Extracted records:
^^^^^^^^^^^^^^^^
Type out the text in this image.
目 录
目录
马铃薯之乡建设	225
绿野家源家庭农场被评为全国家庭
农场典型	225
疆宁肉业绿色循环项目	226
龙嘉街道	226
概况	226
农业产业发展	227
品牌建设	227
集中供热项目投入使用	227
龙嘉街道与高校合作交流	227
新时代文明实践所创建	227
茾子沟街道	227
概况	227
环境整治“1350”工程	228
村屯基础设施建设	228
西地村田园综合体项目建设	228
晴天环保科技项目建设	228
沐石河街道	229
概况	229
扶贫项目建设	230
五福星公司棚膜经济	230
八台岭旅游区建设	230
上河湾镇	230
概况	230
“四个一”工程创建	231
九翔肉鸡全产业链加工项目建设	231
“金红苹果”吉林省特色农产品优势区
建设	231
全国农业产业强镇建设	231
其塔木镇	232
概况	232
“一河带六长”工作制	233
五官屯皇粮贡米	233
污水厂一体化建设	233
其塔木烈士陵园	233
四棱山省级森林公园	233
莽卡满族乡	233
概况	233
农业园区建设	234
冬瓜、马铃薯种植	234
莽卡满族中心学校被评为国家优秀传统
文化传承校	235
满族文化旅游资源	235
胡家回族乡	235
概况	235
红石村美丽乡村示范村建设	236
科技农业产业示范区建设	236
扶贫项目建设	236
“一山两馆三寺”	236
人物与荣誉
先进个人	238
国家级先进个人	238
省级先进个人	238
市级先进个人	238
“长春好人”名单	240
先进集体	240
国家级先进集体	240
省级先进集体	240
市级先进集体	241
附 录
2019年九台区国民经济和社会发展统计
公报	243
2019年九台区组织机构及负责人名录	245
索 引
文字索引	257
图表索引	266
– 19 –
^^^^^^^^^^^^^^^^
■ Task brief: Quote each line of the data above exactly as written.

■ Correct output:
Type out the text in this image.
目 录
目录
马铃薯之乡建设	225
绿野家源家庭农场被评为全国家庭
农场典型	225
疆宁肉业绿色循环项目	226
龙嘉街道	226
概况	226
农业产业发展	227
品牌建设	227
集中供热项目投入使用	227
龙嘉街道与高校合作交流	227
新时代文明实践所创建	227
茾子沟街道	227
概况	227
环境整治“1350”工程	228
村屯基础设施建设	228
西地村田园综合体项目建设	228
晴天环保科技项目建设	228
沐石河街道	229
概况	229
扶贫项目建设	230
五福星公司棚膜经济	230
八台岭旅游区建设	230
上河湾镇	230
概况	230
“四个一”工程创建	231
九翔肉鸡全产业链加工项目建设	231
“金红苹果”吉林省特色农产品优势区
建设	231
全国农业产业强镇建设	231
其塔木镇	232
概况	232
“一河带六长”工作制	233
五官屯皇粮贡米	233
污水厂一体化建设	233
其塔木烈士陵园	233
四棱山省级森林公园	233
莽卡满族乡	233
概况	233
农业园区建设	234
冬瓜、马铃薯种植	234
莽卡满族中心学校被评为国家优秀传统
文化传承校	235
满族文化旅游资源	235
胡家回族乡	235
概况	235
红石村美丽乡村示范村建设	236
科技农业产业示范区建设	236
扶贫项目建设	236
“一山两馆三寺”	236
人物与荣誉
先进个人	238
国家级先进个人	238
省级先进个人	238
市级先进个人	238
“长春好人”名单	240
先进集体	240
国家级先进集体	240
省级先进集体	240
市级先进集体	241
附 录
2019年九台区国民经济和社会发展统计
公报	243
2019年九台区组织机构及负责人名录	245
索 引
文字索引	257
图表索引	266
– 19 –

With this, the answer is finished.